━━ Input data

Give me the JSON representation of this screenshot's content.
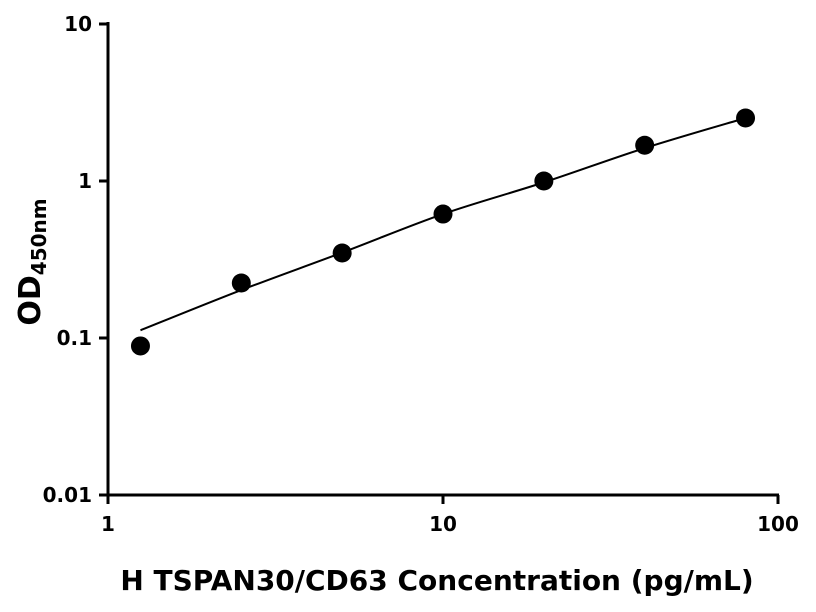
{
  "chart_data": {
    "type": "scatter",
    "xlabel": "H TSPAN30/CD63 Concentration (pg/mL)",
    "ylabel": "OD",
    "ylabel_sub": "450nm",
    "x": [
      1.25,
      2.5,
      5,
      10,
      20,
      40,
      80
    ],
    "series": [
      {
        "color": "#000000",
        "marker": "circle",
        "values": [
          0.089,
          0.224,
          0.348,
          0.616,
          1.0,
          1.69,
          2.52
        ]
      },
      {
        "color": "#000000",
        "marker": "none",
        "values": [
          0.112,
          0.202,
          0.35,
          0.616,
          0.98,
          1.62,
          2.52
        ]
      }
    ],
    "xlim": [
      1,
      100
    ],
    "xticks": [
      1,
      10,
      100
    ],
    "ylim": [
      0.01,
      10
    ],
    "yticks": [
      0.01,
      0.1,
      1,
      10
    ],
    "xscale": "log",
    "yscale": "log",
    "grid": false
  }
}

━━━━
━━ Input data

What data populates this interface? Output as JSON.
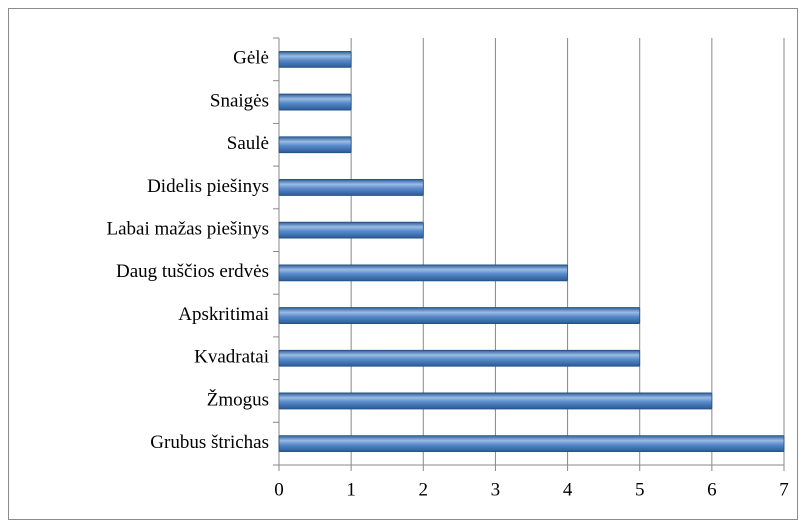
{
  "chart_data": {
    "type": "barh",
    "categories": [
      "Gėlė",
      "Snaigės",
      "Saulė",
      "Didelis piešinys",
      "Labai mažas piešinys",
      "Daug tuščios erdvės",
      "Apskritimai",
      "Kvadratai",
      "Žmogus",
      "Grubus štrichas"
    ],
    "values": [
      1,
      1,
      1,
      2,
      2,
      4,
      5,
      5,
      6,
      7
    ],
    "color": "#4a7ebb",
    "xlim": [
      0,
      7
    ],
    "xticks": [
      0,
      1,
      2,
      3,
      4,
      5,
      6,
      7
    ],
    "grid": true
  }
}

━━━━

**Prompt**. Only lines holding the string "this" are wanted; gather each one from the entries above.

**Task solution**.
Give me the JSON representation of this screenshot's content.
What data populates this interface? Output as JSON.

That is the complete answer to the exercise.